[Data entries]
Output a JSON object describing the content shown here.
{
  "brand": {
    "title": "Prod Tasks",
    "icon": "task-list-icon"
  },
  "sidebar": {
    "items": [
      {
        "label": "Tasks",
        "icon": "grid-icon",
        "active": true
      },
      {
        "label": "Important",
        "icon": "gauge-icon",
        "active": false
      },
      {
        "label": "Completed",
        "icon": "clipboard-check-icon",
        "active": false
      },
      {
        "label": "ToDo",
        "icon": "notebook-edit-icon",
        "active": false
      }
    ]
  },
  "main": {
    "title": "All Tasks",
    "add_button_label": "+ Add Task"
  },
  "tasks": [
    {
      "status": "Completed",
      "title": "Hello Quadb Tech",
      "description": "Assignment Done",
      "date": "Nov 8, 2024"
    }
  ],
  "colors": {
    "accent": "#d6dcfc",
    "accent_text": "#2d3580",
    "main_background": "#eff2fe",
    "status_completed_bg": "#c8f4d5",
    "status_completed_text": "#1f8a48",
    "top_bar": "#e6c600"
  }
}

#### [TASK GOAL]
Extract the full listing above without altering anything.

#### [COMPLETE RESPONSE]
Output a JSON object describing the content shown here.
{
  "brand": {
    "title": "Prod Tasks",
    "icon": "task-list-icon"
  },
  "sidebar": {
    "items": [
      {
        "label": "Tasks",
        "icon": "grid-icon",
        "active": true
      },
      {
        "label": "Important",
        "icon": "gauge-icon",
        "active": false
      },
      {
        "label": "Completed",
        "icon": "clipboard-check-icon",
        "active": false
      },
      {
        "label": "ToDo",
        "icon": "notebook-edit-icon",
        "active": false
      }
    ]
  },
  "main": {
    "title": "All Tasks",
    "add_button_label": "+ Add Task"
  },
  "tasks": [
    {
      "status": "Completed",
      "title": "Hello Quadb Tech",
      "description": "Assignment Done",
      "date": "Nov 8, 2024"
    }
  ],
  "colors": {
    "accent": "#d6dcfc",
    "accent_text": "#2d3580",
    "main_background": "#eff2fe",
    "status_completed_bg": "#c8f4d5",
    "status_completed_text": "#1f8a48",
    "top_bar": "#e6c600"
  }
}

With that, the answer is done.